> THE EXERCISE
Would you quote every entry exactly, dropping only the pictures?
::::
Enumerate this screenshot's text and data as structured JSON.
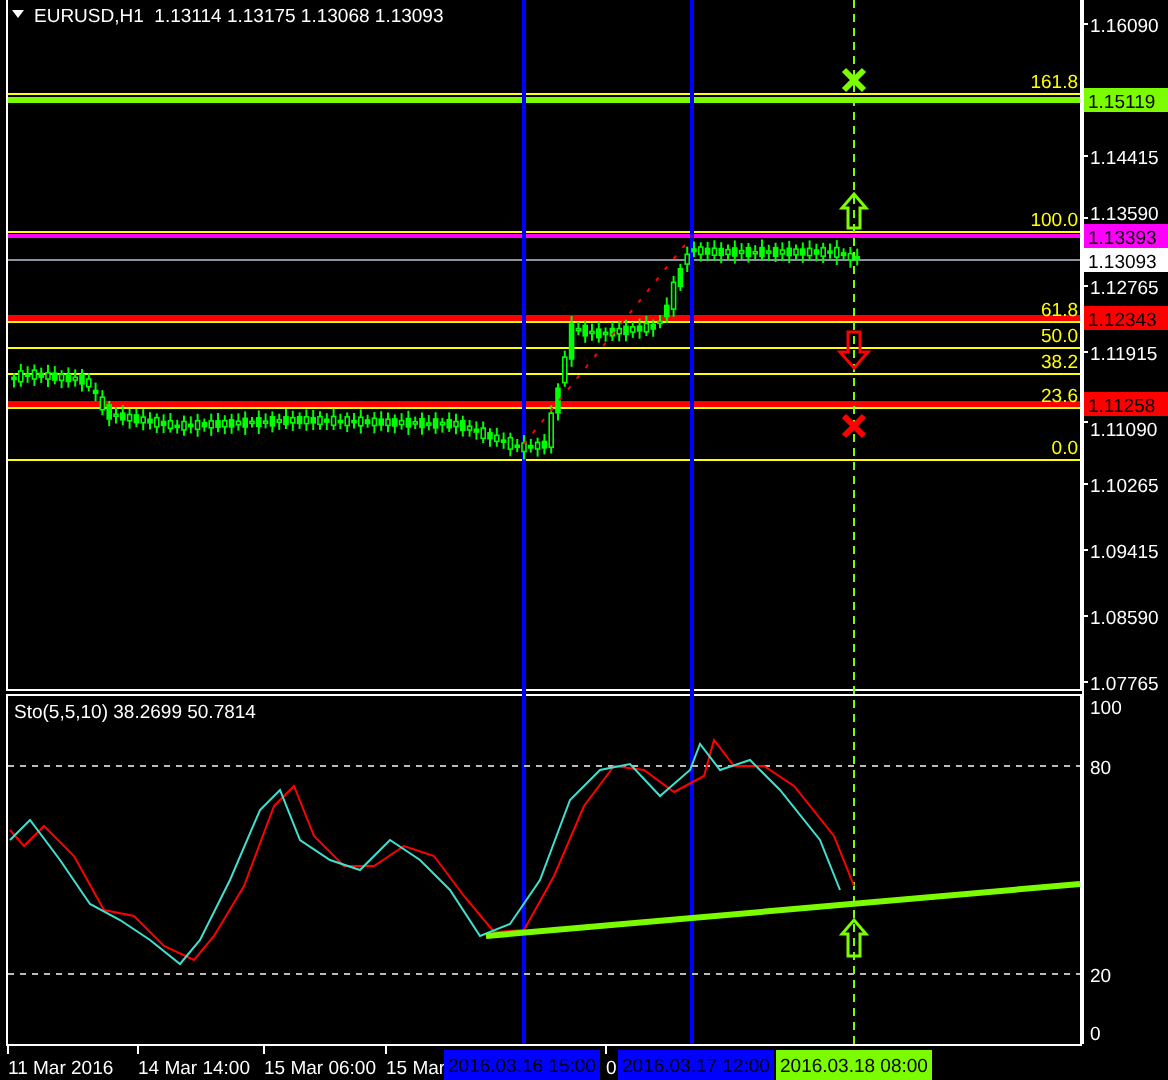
{
  "title": "EURUSD,H1  1.13114 1.13175 1.13068 1.13093",
  "price_axis": {
    "labels": [
      "1.16090",
      "1.14415",
      "1.13590",
      "1.12765",
      "1.11915",
      "1.11090",
      "1.10265",
      "1.09415",
      "1.08590",
      "1.07765"
    ]
  },
  "price_tags": [
    {
      "text": "1.15119",
      "color": "#7cfc00"
    },
    {
      "text": "1.13393",
      "color": "#ff00ff"
    },
    {
      "text": "1.13093",
      "color": "#ffffff"
    },
    {
      "text": "1.12343",
      "color": "#ff0000"
    },
    {
      "text": "1.11258",
      "color": "#ff0000"
    }
  ],
  "fibonacci_levels": [
    {
      "label": "161.8"
    },
    {
      "label": "100.0"
    },
    {
      "label": "61.8"
    },
    {
      "label": "50.0"
    },
    {
      "label": "38.2"
    },
    {
      "label": "23.6"
    },
    {
      "label": "0.0"
    }
  ],
  "indicator": {
    "label": "Sto(5,5,10) 38.2699 50.7814",
    "axis_labels": [
      "100",
      "80",
      "20",
      "0"
    ]
  },
  "time_axis": {
    "labels": [
      "11 Mar 2016",
      "14 Mar 14:00",
      "15 Mar 06:00",
      "15 Mar",
      "0"
    ],
    "cursor_tags": [
      {
        "text": "2016.03.16 15:00",
        "color": "#0000ff"
      },
      {
        "text": "2016.03.17 12:00",
        "color": "#0000ff"
      },
      {
        "text": "2016.03.18 08:00",
        "color": "#7cfc00"
      }
    ]
  }
}
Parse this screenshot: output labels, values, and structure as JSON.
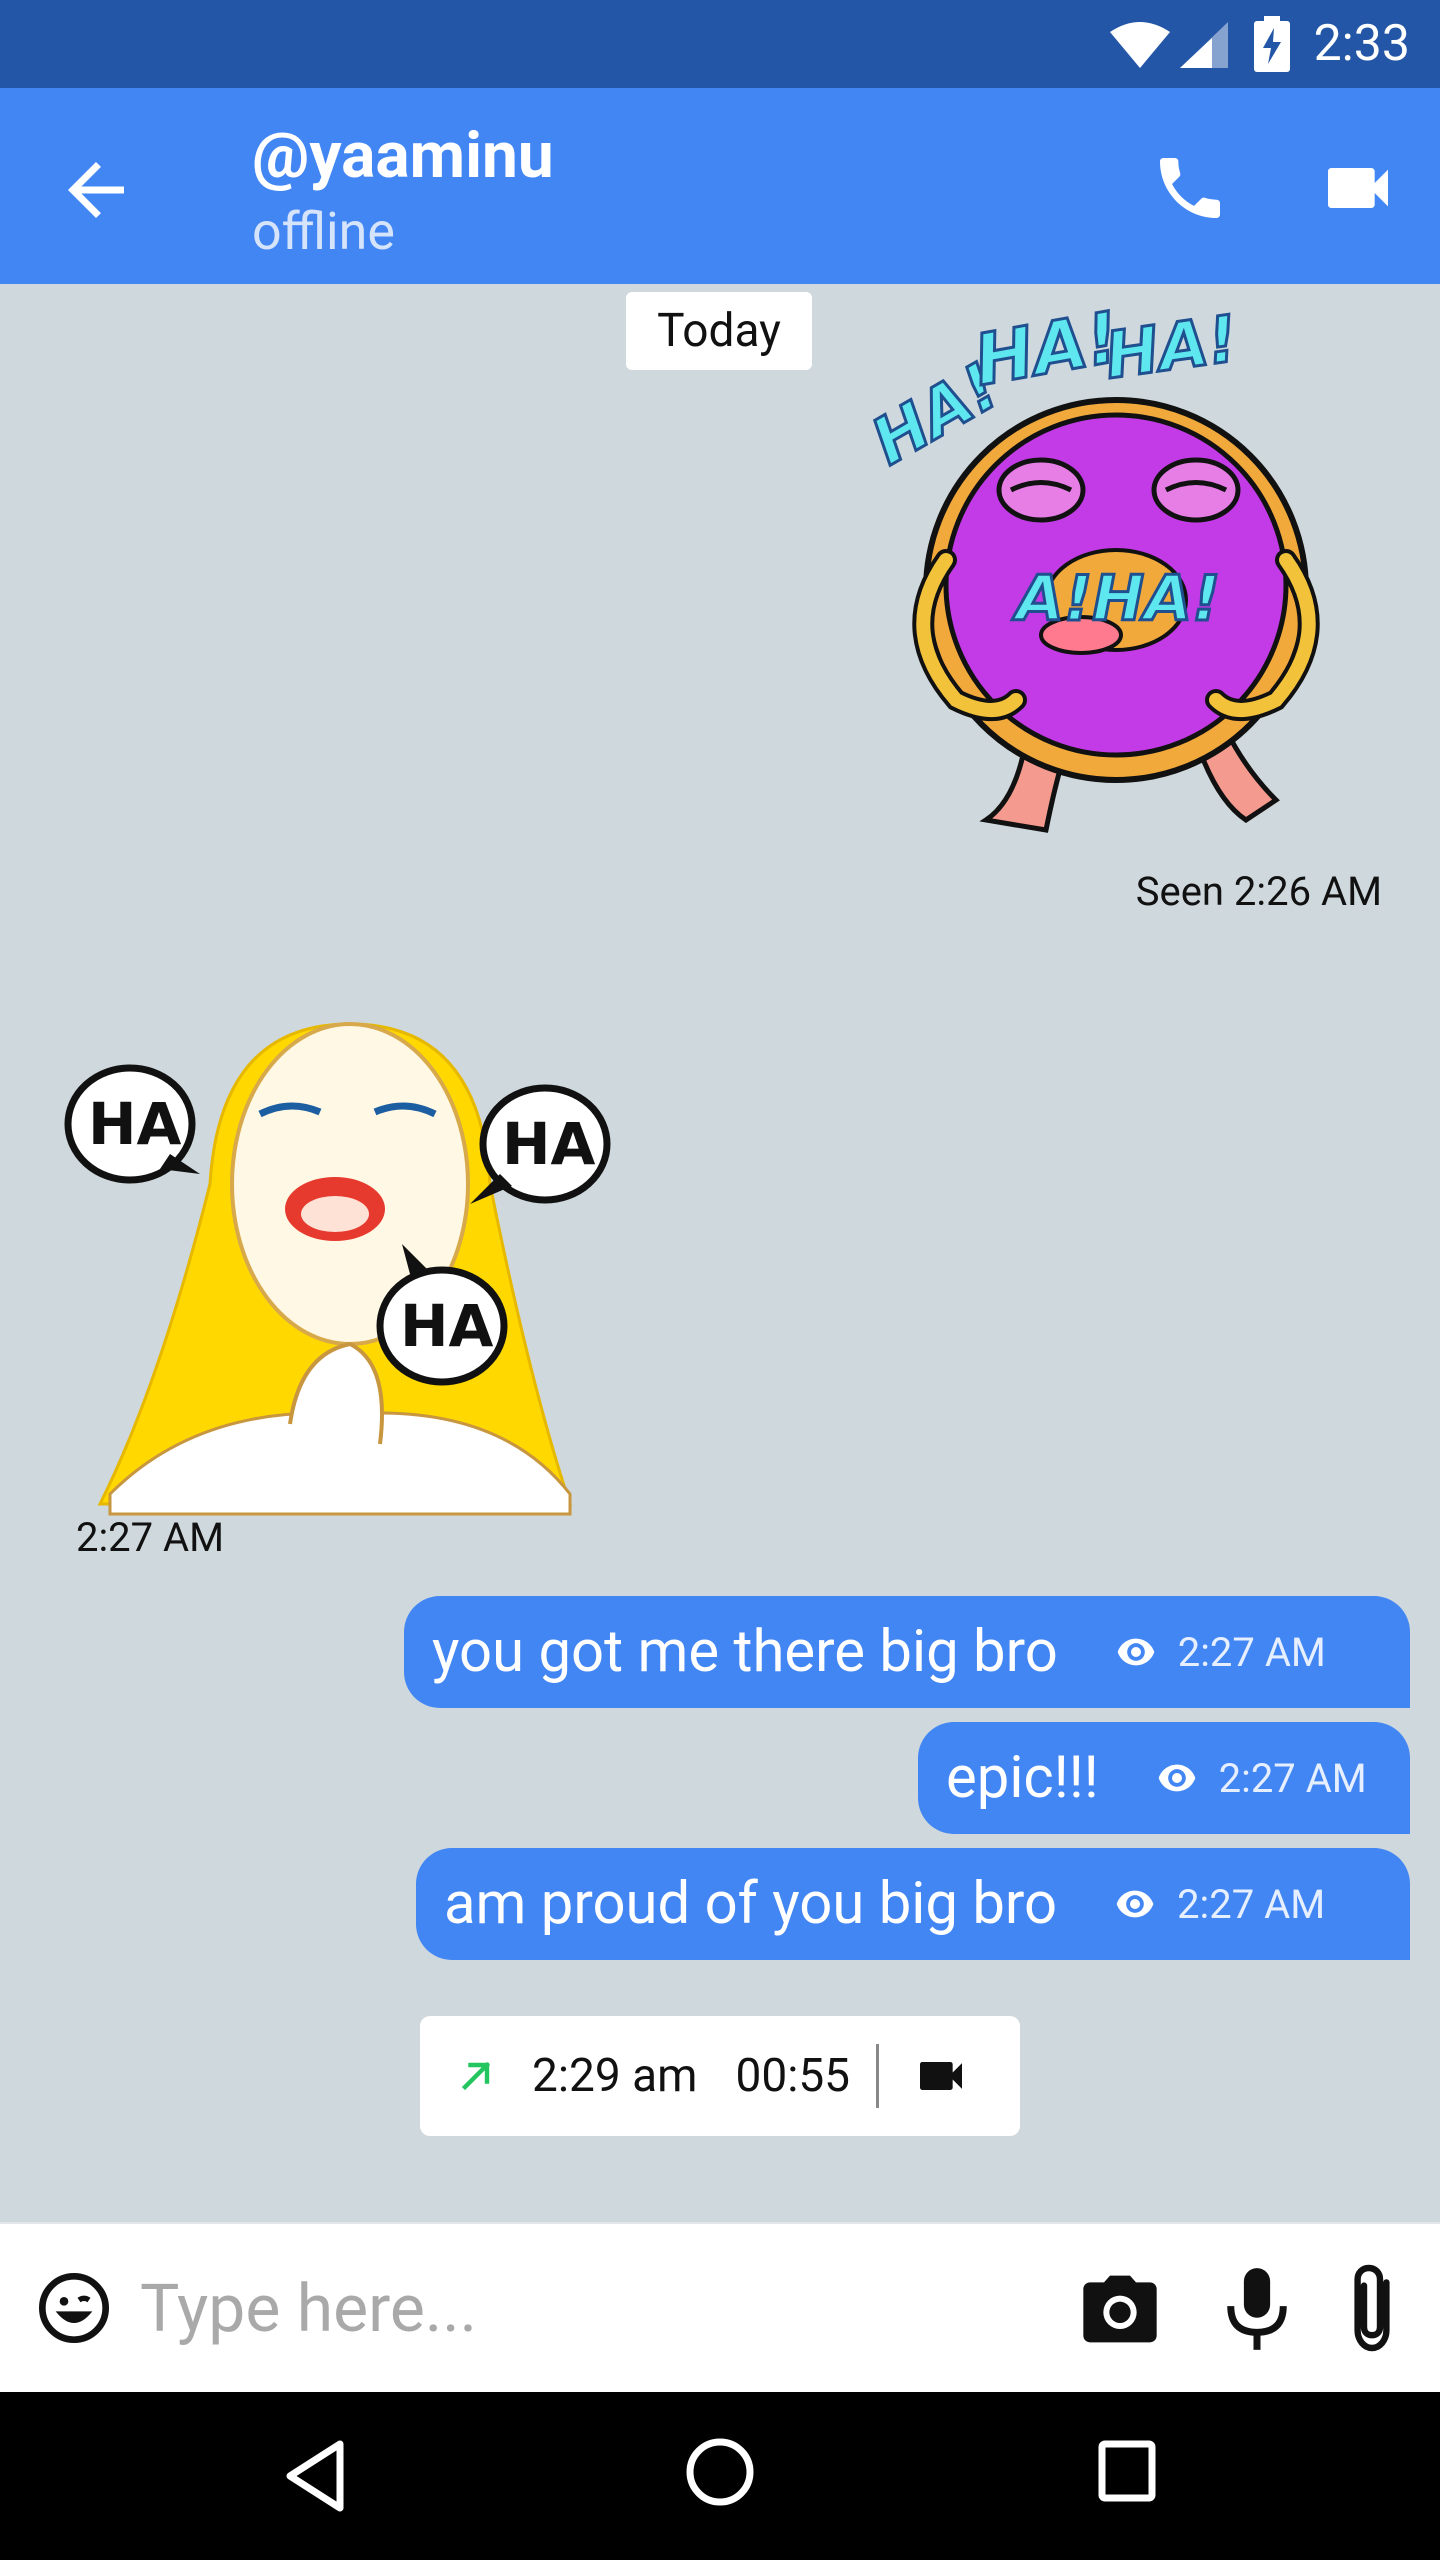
{
  "status_bar": {
    "time": "2:33"
  },
  "header": {
    "contact_name": "@yaaminu",
    "contact_status": "offline"
  },
  "chat": {
    "date_label": "Today",
    "sent_sticker": {
      "sticker_text": "HA! HA! HA! A!HA!",
      "status_time": "Seen  2:26 AM"
    },
    "received_sticker": {
      "sticker_text": "HA HA HA",
      "time": "2:27 AM"
    },
    "messages": [
      {
        "text": "you got me there big bro",
        "time": "2:27 AM",
        "icon": "eye-icon"
      },
      {
        "text": "epic!!!",
        "time": "2:27 AM",
        "icon": "eye-icon"
      },
      {
        "text": "am proud of you big bro",
        "time": "2:27 AM",
        "icon": "eye-icon"
      }
    ],
    "call_log": {
      "time": "2:29 am",
      "duration": "00:55",
      "direction": "outgoing",
      "type": "video"
    }
  },
  "composer": {
    "placeholder": "Type here..."
  },
  "colors": {
    "status_bar": "#2456a8",
    "app_bar": "#4286f4",
    "bubble": "#4286f4",
    "chat_bg": "#cfd8dc",
    "call_arrow": "#22c55e"
  }
}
::::
> WRITTEN ANSWER
Enumerate this screenshot's text and data as structured JSON.
{
  "title": "EURUSD,H1  1.13114 1.13175 1.13068 1.13093",
  "price_axis": {
    "labels": [
      "1.16090",
      "1.14415",
      "1.13590",
      "1.12765",
      "1.11915",
      "1.11090",
      "1.10265",
      "1.09415",
      "1.08590",
      "1.07765"
    ]
  },
  "price_tags": [
    {
      "text": "1.15119",
      "color": "#7cfc00"
    },
    {
      "text": "1.13393",
      "color": "#ff00ff"
    },
    {
      "text": "1.13093",
      "color": "#ffffff"
    },
    {
      "text": "1.12343",
      "color": "#ff0000"
    },
    {
      "text": "1.11258",
      "color": "#ff0000"
    }
  ],
  "fibonacci_levels": [
    {
      "label": "161.8"
    },
    {
      "label": "100.0"
    },
    {
      "label": "61.8"
    },
    {
      "label": "50.0"
    },
    {
      "label": "38.2"
    },
    {
      "label": "23.6"
    },
    {
      "label": "0.0"
    }
  ],
  "indicator": {
    "label": "Sto(5,5,10) 38.2699 50.7814",
    "axis_labels": [
      "100",
      "80",
      "20",
      "0"
    ]
  },
  "time_axis": {
    "labels": [
      "11 Mar 2016",
      "14 Mar 14:00",
      "15 Mar 06:00",
      "15 Mar",
      "0"
    ],
    "cursor_tags": [
      {
        "text": "2016.03.16 15:00",
        "color": "#0000ff"
      },
      {
        "text": "2016.03.17 12:00",
        "color": "#0000ff"
      },
      {
        "text": "2016.03.18 08:00",
        "color": "#7cfc00"
      }
    ]
  }
}
Parse this screenshot: output labels, values, and structure as JSON.
{
  "status_bar": {
    "time": "2:33"
  },
  "header": {
    "contact_name": "@yaaminu",
    "contact_status": "offline"
  },
  "chat": {
    "date_label": "Today",
    "sent_sticker": {
      "sticker_text": "HA! HA! HA! A!HA!",
      "status_time": "Seen  2:26 AM"
    },
    "received_sticker": {
      "sticker_text": "HA HA HA",
      "time": "2:27 AM"
    },
    "messages": [
      {
        "text": "you got me there big bro",
        "time": "2:27 AM",
        "icon": "eye-icon"
      },
      {
        "text": "epic!!!",
        "time": "2:27 AM",
        "icon": "eye-icon"
      },
      {
        "text": "am proud of you big bro",
        "time": "2:27 AM",
        "icon": "eye-icon"
      }
    ],
    "call_log": {
      "time": "2:29 am",
      "duration": "00:55",
      "direction": "outgoing",
      "type": "video"
    }
  },
  "composer": {
    "placeholder": "Type here..."
  },
  "colors": {
    "status_bar": "#2456a8",
    "app_bar": "#4286f4",
    "bubble": "#4286f4",
    "chat_bg": "#cfd8dc",
    "call_arrow": "#22c55e"
  }
}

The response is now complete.